Transcribe each line exactly.

= RECORDS SHOWN =

===============

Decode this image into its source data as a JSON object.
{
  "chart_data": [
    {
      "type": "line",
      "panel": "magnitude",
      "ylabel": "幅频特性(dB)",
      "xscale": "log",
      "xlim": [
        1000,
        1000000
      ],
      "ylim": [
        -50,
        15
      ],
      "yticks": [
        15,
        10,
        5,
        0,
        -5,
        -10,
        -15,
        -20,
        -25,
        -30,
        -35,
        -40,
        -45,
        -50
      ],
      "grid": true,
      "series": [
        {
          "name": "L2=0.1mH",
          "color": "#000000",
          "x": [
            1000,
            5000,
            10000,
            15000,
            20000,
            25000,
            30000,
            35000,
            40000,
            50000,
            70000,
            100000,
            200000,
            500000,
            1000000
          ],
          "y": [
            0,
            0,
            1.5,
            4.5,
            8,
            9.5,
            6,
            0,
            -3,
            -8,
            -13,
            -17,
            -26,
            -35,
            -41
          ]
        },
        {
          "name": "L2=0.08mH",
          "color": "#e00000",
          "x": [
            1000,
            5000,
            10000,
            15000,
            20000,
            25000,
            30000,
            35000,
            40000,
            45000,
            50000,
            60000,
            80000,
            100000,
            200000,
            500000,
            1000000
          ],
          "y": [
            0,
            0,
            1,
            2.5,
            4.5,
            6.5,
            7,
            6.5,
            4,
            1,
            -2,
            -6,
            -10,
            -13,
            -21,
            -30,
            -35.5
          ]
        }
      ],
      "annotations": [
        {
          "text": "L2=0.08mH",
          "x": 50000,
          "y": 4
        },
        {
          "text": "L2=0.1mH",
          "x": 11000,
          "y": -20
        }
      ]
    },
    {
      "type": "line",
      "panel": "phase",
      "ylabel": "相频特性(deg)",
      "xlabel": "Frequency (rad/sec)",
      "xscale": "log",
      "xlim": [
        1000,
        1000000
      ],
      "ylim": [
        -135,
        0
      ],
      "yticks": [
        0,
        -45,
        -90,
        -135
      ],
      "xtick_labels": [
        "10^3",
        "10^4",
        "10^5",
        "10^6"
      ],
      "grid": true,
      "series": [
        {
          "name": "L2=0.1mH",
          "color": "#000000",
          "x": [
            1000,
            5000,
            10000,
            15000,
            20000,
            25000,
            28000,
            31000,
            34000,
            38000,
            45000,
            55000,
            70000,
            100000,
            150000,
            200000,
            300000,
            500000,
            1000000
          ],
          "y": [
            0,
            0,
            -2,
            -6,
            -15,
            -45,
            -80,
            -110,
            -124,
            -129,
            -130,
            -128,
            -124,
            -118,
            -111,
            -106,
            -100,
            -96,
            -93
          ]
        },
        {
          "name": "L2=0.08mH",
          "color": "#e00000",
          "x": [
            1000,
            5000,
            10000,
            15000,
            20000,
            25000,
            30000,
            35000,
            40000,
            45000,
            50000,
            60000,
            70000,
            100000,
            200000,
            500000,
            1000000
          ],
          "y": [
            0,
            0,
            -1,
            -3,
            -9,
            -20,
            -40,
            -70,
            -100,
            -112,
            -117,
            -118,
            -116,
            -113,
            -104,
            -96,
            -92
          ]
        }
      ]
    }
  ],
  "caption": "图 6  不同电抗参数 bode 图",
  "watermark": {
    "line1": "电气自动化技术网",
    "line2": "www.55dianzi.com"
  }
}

===============

= COMPLETE OUTPUT =
Decode this image into its source data as a JSON object.
{
  "chart_data": [
    {
      "type": "line",
      "panel": "magnitude",
      "ylabel": "幅频特性(dB)",
      "xscale": "log",
      "xlim": [
        1000,
        1000000
      ],
      "ylim": [
        -50,
        15
      ],
      "yticks": [
        15,
        10,
        5,
        0,
        -5,
        -10,
        -15,
        -20,
        -25,
        -30,
        -35,
        -40,
        -45,
        -50
      ],
      "grid": true,
      "series": [
        {
          "name": "L2=0.1mH",
          "color": "#000000",
          "x": [
            1000,
            5000,
            10000,
            15000,
            20000,
            25000,
            30000,
            35000,
            40000,
            50000,
            70000,
            100000,
            200000,
            500000,
            1000000
          ],
          "y": [
            0,
            0,
            1.5,
            4.5,
            8,
            9.5,
            6,
            0,
            -3,
            -8,
            -13,
            -17,
            -26,
            -35,
            -41
          ]
        },
        {
          "name": "L2=0.08mH",
          "color": "#e00000",
          "x": [
            1000,
            5000,
            10000,
            15000,
            20000,
            25000,
            30000,
            35000,
            40000,
            45000,
            50000,
            60000,
            80000,
            100000,
            200000,
            500000,
            1000000
          ],
          "y": [
            0,
            0,
            1,
            2.5,
            4.5,
            6.5,
            7,
            6.5,
            4,
            1,
            -2,
            -6,
            -10,
            -13,
            -21,
            -30,
            -35.5
          ]
        }
      ],
      "annotations": [
        {
          "text": "L2=0.08mH",
          "x": 50000,
          "y": 4
        },
        {
          "text": "L2=0.1mH",
          "x": 11000,
          "y": -20
        }
      ]
    },
    {
      "type": "line",
      "panel": "phase",
      "ylabel": "相频特性(deg)",
      "xlabel": "Frequency (rad/sec)",
      "xscale": "log",
      "xlim": [
        1000,
        1000000
      ],
      "ylim": [
        -135,
        0
      ],
      "yticks": [
        0,
        -45,
        -90,
        -135
      ],
      "xtick_labels": [
        "10^3",
        "10^4",
        "10^5",
        "10^6"
      ],
      "grid": true,
      "series": [
        {
          "name": "L2=0.1mH",
          "color": "#000000",
          "x": [
            1000,
            5000,
            10000,
            15000,
            20000,
            25000,
            28000,
            31000,
            34000,
            38000,
            45000,
            55000,
            70000,
            100000,
            150000,
            200000,
            300000,
            500000,
            1000000
          ],
          "y": [
            0,
            0,
            -2,
            -6,
            -15,
            -45,
            -80,
            -110,
            -124,
            -129,
            -130,
            -128,
            -124,
            -118,
            -111,
            -106,
            -100,
            -96,
            -93
          ]
        },
        {
          "name": "L2=0.08mH",
          "color": "#e00000",
          "x": [
            1000,
            5000,
            10000,
            15000,
            20000,
            25000,
            30000,
            35000,
            40000,
            45000,
            50000,
            60000,
            70000,
            100000,
            200000,
            500000,
            1000000
          ],
          "y": [
            0,
            0,
            -1,
            -3,
            -9,
            -20,
            -40,
            -70,
            -100,
            -112,
            -117,
            -118,
            -116,
            -113,
            -104,
            -96,
            -92
          ]
        }
      ]
    }
  ],
  "caption": "图 6  不同电抗参数 bode 图",
  "watermark": {
    "line1": "电气自动化技术网",
    "line2": "www.55dianzi.com"
  }
}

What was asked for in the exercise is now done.